--- BEGIN Exercise data ---
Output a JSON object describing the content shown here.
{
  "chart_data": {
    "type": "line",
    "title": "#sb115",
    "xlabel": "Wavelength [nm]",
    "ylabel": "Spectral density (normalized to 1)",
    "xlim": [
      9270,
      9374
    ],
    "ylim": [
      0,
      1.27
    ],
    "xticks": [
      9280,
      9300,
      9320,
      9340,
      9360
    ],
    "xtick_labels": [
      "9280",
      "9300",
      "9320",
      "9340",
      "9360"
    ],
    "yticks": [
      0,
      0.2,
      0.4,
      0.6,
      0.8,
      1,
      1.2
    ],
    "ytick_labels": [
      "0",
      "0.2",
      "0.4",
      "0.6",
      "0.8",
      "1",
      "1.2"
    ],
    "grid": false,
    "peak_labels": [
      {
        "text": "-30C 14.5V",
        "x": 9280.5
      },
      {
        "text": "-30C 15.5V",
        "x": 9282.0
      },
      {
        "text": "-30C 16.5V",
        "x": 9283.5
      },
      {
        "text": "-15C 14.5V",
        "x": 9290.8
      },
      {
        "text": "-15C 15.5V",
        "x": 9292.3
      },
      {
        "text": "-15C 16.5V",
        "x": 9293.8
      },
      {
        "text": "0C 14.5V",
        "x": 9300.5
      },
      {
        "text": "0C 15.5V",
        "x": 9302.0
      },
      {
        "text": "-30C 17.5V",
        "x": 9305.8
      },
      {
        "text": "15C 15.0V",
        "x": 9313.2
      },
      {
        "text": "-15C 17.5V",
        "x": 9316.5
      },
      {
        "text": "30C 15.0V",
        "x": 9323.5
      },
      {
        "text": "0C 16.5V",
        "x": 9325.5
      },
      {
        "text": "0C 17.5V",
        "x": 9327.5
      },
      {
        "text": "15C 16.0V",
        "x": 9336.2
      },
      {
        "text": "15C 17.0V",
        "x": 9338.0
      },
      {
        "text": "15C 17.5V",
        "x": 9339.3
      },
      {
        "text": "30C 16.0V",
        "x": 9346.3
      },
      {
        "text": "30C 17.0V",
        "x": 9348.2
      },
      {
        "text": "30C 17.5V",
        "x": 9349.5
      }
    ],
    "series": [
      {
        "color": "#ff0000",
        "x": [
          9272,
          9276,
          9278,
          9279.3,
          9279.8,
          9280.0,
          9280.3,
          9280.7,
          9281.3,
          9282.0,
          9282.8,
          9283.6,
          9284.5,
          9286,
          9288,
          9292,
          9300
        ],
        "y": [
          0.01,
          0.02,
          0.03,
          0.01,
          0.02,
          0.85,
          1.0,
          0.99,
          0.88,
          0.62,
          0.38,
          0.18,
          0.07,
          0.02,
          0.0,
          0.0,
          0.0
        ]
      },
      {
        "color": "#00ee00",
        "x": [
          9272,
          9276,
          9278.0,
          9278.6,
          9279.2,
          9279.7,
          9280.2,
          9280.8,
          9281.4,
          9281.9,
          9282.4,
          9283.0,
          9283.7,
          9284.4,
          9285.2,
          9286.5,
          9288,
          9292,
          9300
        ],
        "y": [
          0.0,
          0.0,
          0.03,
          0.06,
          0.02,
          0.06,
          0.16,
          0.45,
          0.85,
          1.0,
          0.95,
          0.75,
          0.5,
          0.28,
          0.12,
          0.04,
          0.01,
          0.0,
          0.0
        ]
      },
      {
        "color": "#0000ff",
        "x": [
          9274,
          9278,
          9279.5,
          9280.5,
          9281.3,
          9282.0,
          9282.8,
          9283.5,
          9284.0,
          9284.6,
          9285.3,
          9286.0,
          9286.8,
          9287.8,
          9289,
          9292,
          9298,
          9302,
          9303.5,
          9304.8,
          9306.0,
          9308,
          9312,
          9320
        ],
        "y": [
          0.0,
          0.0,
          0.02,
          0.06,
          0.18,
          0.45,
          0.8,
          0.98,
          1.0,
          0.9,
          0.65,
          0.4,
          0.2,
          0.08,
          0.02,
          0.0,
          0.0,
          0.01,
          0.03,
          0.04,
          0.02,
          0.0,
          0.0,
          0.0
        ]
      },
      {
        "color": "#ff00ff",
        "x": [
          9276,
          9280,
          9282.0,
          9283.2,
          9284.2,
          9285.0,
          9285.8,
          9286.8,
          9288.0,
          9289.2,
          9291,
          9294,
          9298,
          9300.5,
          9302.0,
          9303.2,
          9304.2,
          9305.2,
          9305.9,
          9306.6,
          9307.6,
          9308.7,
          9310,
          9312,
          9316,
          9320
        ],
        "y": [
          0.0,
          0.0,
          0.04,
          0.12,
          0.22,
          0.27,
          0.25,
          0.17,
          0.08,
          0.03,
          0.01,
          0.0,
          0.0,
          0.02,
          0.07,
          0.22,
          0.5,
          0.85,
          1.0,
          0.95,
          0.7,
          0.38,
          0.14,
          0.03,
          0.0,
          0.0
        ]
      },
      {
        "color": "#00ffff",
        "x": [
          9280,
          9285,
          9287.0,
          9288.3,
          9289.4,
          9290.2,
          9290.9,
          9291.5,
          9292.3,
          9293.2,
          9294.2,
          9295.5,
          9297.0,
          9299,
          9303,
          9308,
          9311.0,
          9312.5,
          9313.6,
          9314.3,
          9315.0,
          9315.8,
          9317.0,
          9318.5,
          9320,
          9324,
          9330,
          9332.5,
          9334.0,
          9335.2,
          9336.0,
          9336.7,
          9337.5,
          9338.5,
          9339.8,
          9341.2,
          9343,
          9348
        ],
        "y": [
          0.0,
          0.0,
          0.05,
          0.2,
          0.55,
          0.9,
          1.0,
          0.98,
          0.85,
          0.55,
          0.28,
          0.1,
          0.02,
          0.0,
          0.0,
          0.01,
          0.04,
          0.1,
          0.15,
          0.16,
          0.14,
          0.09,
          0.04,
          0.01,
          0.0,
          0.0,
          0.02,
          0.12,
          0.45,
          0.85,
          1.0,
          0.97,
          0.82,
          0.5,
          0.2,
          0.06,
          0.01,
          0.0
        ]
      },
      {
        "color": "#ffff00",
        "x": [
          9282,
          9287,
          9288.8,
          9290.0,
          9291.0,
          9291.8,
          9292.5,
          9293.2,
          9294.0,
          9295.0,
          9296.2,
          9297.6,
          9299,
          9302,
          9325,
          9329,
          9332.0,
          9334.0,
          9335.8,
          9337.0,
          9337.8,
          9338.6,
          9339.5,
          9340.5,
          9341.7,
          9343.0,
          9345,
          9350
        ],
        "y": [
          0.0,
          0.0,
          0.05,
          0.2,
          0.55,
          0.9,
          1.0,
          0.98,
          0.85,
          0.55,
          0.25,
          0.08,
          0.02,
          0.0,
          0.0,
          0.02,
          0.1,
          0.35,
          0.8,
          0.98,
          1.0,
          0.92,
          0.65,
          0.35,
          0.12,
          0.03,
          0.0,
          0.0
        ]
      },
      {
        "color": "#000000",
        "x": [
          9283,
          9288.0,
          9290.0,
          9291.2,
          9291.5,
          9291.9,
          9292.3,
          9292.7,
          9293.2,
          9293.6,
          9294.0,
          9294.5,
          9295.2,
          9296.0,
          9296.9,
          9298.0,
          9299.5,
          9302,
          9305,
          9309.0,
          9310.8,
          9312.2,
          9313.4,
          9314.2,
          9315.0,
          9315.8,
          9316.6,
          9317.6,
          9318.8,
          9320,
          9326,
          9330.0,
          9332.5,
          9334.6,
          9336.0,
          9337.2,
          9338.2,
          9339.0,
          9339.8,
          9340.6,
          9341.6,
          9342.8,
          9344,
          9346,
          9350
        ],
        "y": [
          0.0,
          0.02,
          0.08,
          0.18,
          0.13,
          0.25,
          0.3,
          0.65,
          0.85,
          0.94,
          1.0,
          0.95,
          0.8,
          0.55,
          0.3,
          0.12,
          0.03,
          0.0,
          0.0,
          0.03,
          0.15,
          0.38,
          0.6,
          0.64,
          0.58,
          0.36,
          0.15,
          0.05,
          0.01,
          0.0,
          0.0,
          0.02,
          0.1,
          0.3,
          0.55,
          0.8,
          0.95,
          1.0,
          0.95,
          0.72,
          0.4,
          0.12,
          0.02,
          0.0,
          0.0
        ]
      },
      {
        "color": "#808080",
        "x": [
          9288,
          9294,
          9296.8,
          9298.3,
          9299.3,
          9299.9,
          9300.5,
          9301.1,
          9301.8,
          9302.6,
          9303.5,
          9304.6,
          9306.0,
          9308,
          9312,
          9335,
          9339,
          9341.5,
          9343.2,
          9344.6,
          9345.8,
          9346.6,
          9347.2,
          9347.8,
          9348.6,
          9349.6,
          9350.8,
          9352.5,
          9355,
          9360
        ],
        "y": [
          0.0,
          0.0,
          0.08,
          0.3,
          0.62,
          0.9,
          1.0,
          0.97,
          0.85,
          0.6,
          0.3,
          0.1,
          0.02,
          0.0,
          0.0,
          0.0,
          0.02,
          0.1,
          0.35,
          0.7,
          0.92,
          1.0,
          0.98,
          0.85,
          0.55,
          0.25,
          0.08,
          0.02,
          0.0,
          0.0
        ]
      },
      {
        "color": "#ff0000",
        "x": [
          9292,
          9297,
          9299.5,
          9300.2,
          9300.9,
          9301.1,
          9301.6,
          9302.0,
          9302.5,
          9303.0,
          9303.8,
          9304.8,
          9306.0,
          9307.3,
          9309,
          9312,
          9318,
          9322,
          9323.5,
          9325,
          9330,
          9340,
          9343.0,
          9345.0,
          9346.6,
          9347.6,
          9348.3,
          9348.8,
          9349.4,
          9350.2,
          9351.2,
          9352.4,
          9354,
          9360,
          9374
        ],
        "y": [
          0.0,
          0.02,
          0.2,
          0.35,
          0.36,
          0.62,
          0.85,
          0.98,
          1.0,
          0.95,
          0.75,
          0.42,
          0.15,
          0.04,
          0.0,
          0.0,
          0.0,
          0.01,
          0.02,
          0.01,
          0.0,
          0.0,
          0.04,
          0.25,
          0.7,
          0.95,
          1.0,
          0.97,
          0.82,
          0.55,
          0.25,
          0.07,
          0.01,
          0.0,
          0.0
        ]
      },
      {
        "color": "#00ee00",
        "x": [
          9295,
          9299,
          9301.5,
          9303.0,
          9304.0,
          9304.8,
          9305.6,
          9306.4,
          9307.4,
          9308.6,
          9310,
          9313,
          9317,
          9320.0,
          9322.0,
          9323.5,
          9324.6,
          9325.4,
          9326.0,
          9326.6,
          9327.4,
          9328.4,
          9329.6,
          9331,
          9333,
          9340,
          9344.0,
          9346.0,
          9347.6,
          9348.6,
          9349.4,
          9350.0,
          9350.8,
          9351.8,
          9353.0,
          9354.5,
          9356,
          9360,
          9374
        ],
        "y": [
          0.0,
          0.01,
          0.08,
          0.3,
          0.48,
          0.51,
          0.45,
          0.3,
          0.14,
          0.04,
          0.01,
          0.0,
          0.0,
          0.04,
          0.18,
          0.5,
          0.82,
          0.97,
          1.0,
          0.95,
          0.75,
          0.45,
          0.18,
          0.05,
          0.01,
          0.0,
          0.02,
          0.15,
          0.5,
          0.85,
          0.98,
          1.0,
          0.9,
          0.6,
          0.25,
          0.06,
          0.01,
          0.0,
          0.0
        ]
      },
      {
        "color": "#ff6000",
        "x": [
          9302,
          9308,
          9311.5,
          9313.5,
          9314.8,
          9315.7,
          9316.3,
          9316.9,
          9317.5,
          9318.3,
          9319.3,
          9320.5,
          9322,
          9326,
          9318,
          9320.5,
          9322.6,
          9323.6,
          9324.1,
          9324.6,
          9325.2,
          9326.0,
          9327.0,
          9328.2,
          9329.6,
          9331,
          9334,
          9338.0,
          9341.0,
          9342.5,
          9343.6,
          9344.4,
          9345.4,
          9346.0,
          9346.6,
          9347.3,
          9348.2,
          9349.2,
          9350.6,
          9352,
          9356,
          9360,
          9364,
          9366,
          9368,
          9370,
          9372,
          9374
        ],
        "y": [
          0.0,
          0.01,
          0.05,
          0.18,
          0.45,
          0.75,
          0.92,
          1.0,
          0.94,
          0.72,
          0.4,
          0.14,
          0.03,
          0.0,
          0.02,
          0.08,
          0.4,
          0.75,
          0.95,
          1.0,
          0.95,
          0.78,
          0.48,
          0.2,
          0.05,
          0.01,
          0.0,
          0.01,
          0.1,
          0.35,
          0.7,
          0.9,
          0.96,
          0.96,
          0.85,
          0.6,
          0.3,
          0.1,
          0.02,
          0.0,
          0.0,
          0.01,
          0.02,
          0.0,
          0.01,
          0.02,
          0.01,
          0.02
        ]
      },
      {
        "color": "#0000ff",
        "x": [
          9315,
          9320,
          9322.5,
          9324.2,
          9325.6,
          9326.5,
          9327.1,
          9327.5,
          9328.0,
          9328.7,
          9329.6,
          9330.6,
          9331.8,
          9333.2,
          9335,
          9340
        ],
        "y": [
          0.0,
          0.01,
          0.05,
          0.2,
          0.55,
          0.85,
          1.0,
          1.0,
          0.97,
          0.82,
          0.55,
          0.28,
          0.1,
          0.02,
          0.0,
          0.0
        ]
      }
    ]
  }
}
--- END Exercise data ---
**What the task asks**
In the entries above, count each line with "color"; reply with the total only.

**Expected answer**
12